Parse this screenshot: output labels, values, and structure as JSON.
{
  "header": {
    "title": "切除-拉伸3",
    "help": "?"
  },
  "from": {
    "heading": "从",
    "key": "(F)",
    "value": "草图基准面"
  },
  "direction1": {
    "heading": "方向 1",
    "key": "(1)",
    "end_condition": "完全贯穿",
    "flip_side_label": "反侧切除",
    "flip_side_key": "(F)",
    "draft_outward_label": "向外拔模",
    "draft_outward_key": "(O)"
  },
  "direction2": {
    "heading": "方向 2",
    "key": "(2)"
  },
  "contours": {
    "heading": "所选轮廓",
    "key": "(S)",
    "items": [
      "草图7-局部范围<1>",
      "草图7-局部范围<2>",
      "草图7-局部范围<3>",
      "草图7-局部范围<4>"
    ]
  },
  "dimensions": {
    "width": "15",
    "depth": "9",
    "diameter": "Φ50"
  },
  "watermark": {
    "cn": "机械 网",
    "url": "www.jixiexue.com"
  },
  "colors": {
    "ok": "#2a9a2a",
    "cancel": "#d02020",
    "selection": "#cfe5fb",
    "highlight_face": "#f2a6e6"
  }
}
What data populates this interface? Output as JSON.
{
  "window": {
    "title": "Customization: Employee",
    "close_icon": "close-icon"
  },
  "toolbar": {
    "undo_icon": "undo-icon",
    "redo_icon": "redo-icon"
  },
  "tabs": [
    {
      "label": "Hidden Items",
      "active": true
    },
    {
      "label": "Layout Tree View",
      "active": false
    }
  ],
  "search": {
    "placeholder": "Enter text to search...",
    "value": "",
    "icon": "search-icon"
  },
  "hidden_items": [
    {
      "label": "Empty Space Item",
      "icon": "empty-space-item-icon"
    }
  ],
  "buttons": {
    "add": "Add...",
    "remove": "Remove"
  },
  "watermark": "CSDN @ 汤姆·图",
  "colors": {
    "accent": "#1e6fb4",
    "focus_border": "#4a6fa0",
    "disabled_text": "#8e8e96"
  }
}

AIM » Which lines hold the word "this"? Show each one.

REPLY »
Parse this screenshot: output labels, values, and structure as JSON.
What data populates this interface? Output as JSON.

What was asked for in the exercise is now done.